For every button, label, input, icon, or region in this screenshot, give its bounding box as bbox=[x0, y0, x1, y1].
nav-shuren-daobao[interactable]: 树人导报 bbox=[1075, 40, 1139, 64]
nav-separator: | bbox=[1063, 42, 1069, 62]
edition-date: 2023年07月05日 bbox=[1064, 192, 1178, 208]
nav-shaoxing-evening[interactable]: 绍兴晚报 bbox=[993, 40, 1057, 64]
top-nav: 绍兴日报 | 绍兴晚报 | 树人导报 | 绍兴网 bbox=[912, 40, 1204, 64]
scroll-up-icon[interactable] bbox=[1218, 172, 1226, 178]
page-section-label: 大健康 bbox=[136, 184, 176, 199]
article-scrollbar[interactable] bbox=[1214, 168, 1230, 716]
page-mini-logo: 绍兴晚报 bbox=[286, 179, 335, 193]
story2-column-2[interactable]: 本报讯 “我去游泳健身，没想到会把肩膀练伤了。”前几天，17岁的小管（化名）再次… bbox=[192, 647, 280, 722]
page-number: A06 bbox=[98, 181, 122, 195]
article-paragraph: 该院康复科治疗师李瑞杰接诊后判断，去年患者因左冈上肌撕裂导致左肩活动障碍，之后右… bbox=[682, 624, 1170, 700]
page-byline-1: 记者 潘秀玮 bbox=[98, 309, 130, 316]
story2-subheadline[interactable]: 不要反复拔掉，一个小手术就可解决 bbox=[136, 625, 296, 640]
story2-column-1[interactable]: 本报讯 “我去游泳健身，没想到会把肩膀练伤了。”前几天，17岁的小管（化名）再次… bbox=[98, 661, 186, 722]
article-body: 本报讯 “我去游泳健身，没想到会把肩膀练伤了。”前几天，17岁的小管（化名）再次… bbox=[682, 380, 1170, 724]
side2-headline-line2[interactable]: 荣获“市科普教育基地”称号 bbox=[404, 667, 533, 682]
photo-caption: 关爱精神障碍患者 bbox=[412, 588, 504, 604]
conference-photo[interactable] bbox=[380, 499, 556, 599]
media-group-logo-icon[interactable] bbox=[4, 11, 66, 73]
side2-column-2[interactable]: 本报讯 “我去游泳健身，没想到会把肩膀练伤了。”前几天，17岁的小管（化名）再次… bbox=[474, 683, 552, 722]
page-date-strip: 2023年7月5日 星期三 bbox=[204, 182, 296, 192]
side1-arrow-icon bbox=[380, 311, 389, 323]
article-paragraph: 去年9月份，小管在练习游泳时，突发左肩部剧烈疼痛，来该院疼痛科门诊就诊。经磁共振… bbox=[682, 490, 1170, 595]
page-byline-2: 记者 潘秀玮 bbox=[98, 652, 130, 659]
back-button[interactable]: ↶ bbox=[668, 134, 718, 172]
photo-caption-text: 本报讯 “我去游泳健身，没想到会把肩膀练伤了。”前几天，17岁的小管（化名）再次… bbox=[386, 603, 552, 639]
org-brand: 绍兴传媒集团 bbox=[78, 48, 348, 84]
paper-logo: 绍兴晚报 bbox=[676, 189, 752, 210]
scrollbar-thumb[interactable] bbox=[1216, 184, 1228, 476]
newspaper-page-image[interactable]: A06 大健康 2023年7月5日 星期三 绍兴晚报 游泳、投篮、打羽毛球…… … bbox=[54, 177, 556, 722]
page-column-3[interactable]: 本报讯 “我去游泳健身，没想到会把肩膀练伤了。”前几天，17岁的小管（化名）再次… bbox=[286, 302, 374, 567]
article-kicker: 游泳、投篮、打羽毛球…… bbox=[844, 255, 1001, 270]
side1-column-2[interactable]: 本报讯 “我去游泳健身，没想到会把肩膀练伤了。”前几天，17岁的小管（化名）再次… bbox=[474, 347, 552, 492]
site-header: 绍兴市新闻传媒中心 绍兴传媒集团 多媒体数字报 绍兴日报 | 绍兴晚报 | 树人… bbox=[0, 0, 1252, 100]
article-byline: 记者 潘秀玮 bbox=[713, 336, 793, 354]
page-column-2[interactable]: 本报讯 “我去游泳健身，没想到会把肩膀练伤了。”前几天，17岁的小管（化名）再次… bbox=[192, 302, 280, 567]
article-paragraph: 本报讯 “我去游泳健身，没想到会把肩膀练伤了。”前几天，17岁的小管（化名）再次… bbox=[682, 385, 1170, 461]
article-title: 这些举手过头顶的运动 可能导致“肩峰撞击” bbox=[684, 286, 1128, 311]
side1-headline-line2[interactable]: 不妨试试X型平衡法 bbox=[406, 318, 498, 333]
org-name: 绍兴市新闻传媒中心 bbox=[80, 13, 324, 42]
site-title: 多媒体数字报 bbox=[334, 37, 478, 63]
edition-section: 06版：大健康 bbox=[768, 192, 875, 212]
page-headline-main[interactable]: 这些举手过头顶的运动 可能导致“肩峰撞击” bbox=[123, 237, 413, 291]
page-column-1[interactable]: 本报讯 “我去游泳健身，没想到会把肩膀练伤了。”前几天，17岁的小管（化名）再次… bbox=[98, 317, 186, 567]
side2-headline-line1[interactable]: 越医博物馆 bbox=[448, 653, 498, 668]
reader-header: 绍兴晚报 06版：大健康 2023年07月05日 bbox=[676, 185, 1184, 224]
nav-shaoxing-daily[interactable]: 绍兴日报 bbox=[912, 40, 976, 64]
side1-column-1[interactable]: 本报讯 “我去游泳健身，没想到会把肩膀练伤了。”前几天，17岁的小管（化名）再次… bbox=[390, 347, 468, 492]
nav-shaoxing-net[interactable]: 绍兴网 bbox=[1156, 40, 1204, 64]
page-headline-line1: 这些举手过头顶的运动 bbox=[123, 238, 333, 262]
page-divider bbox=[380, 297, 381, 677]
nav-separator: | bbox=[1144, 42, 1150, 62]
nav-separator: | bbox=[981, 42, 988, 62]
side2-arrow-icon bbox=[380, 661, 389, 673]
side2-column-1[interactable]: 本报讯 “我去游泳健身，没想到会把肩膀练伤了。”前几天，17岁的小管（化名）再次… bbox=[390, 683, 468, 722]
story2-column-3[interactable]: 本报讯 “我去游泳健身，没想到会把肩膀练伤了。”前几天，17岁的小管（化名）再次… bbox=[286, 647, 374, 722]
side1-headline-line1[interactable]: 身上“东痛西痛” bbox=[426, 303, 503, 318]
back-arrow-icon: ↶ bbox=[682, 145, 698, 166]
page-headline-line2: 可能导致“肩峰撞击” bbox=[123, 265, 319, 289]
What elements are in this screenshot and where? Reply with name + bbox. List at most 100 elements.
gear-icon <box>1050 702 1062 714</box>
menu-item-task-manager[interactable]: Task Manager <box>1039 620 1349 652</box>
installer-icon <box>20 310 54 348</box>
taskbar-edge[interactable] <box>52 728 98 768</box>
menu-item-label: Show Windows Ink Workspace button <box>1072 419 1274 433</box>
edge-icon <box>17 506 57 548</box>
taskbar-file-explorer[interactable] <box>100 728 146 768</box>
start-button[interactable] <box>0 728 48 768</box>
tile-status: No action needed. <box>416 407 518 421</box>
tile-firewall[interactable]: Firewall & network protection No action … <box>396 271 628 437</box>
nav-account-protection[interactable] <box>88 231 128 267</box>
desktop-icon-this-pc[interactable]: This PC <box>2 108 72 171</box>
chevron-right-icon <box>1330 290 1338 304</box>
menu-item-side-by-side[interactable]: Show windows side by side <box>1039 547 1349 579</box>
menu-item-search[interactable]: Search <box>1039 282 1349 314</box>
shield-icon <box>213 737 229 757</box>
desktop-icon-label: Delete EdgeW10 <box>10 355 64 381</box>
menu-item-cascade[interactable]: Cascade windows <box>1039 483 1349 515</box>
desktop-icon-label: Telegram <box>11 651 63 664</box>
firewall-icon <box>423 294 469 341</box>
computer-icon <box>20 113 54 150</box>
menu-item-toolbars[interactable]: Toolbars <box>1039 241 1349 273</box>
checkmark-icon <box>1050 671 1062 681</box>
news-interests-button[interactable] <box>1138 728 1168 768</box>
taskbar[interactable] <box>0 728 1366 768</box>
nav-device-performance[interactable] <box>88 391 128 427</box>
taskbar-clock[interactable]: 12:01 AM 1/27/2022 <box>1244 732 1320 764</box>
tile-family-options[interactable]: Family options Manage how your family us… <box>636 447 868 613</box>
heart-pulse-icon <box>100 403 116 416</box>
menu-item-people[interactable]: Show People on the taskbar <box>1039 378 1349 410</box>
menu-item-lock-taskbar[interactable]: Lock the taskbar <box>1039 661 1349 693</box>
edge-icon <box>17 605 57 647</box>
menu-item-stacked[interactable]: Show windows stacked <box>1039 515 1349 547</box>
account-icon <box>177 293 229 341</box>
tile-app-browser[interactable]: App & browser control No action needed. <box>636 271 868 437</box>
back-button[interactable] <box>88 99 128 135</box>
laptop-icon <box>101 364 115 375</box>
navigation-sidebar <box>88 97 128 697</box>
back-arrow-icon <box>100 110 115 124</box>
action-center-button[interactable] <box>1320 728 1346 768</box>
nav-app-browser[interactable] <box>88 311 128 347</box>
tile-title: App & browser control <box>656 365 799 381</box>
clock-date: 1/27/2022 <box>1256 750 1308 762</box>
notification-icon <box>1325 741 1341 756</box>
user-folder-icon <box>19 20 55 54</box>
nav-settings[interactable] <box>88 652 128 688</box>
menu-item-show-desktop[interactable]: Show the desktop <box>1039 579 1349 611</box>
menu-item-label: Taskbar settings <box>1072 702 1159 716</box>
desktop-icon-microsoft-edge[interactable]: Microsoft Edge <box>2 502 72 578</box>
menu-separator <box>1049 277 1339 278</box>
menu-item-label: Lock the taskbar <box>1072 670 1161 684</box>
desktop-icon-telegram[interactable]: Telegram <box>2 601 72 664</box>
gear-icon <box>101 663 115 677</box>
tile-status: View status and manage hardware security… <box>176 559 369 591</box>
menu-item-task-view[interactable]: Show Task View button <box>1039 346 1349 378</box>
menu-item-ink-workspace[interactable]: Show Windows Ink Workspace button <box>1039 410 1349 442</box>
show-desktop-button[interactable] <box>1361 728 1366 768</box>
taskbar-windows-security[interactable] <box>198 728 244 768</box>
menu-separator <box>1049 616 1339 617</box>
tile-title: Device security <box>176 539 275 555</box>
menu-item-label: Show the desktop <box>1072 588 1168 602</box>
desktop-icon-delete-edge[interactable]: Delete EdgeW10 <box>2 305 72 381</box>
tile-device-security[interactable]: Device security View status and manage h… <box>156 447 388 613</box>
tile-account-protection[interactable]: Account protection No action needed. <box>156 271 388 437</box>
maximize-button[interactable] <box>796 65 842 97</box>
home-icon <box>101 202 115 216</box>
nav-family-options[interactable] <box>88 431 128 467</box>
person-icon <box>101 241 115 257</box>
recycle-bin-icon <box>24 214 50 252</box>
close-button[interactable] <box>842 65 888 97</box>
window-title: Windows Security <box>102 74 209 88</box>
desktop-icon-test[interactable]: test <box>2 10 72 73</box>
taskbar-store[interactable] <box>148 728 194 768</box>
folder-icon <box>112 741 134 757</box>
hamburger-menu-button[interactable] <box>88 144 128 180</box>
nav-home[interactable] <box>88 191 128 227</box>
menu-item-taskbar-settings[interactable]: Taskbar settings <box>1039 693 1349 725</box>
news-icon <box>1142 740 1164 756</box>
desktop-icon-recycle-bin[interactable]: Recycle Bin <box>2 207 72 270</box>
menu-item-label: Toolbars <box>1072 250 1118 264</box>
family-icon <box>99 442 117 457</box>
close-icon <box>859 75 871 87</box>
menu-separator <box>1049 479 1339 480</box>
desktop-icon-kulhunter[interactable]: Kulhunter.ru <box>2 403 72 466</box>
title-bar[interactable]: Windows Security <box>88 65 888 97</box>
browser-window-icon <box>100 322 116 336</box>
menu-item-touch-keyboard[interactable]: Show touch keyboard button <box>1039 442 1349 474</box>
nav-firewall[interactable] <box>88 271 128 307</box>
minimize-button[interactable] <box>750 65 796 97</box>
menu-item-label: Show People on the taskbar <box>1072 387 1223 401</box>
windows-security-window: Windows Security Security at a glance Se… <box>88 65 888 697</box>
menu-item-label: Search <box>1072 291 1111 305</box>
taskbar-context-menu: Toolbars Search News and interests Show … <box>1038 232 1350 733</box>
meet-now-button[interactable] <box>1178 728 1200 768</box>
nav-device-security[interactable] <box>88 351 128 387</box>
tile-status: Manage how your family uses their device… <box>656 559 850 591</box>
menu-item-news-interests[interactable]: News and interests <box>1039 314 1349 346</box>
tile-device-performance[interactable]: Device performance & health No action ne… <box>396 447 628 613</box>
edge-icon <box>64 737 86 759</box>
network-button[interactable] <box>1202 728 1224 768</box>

#####

§ **Stated problem**:
Can you turn the listing, from its first line up to and including the line with "photo-caption: 关爱精神障碍患者 bbox=[412, 588, 504, 604]", into a numbered list with any blank lines left out?

§ **Response to this task**:
1. For every button, label, input, icon, or region in this screenshot, give its bounding box as bbox=[x0, y0, x1, y1].
2. nav-shuren-daobao[interactable]: 树人导报 bbox=[1075, 40, 1139, 64]
3. nav-separator: | bbox=[1063, 42, 1069, 62]
4. edition-date: 2023年07月05日 bbox=[1064, 192, 1178, 208]
5. nav-shaoxing-evening[interactable]: 绍兴晚报 bbox=[993, 40, 1057, 64]
6. top-nav: 绍兴日报 | 绍兴晚报 | 树人导报 | 绍兴网 bbox=[912, 40, 1204, 64]
7. scroll-up-icon[interactable] bbox=[1218, 172, 1226, 178]
8. page-section-label: 大健康 bbox=[136, 184, 176, 199]
9. article-scrollbar[interactable] bbox=[1214, 168, 1230, 716]
10. page-mini-logo: 绍兴晚报 bbox=[286, 179, 335, 193]
11. story2-column-2[interactable]: 本报讯 “我去游泳健身，没想到会把肩膀练伤了。”前几天，17岁的小管（化名）再次… bbox=[192, 647, 280, 722]
12. page-number: A06 bbox=[98, 181, 122, 195]
13. article-paragraph: 该院康复科治疗师李瑞杰接诊后判断，去年患者因左冈上肌撕裂导致左肩活动障碍，之后右… bbox=[682, 624, 1170, 700]
14. page-byline-1: 记者 潘秀玮 bbox=[98, 309, 130, 316]
15. story2-subheadline[interactable]: 不要反复拔掉，一个小手术就可解决 bbox=[136, 625, 296, 640]
16. story2-column-1[interactable]: 本报讯 “我去游泳健身，没想到会把肩膀练伤了。”前几天，17岁的小管（化名）再次… bbox=[98, 661, 186, 722]
17. article-body: 本报讯 “我去游泳健身，没想到会把肩膀练伤了。”前几天，17岁的小管（化名）再次… bbox=[682, 380, 1170, 724]
18. side2-headline-line2[interactable]: 荣获“市科普教育基地”称号 bbox=[404, 667, 533, 682]
19. photo-caption: 关爱精神障碍患者 bbox=[412, 588, 504, 604]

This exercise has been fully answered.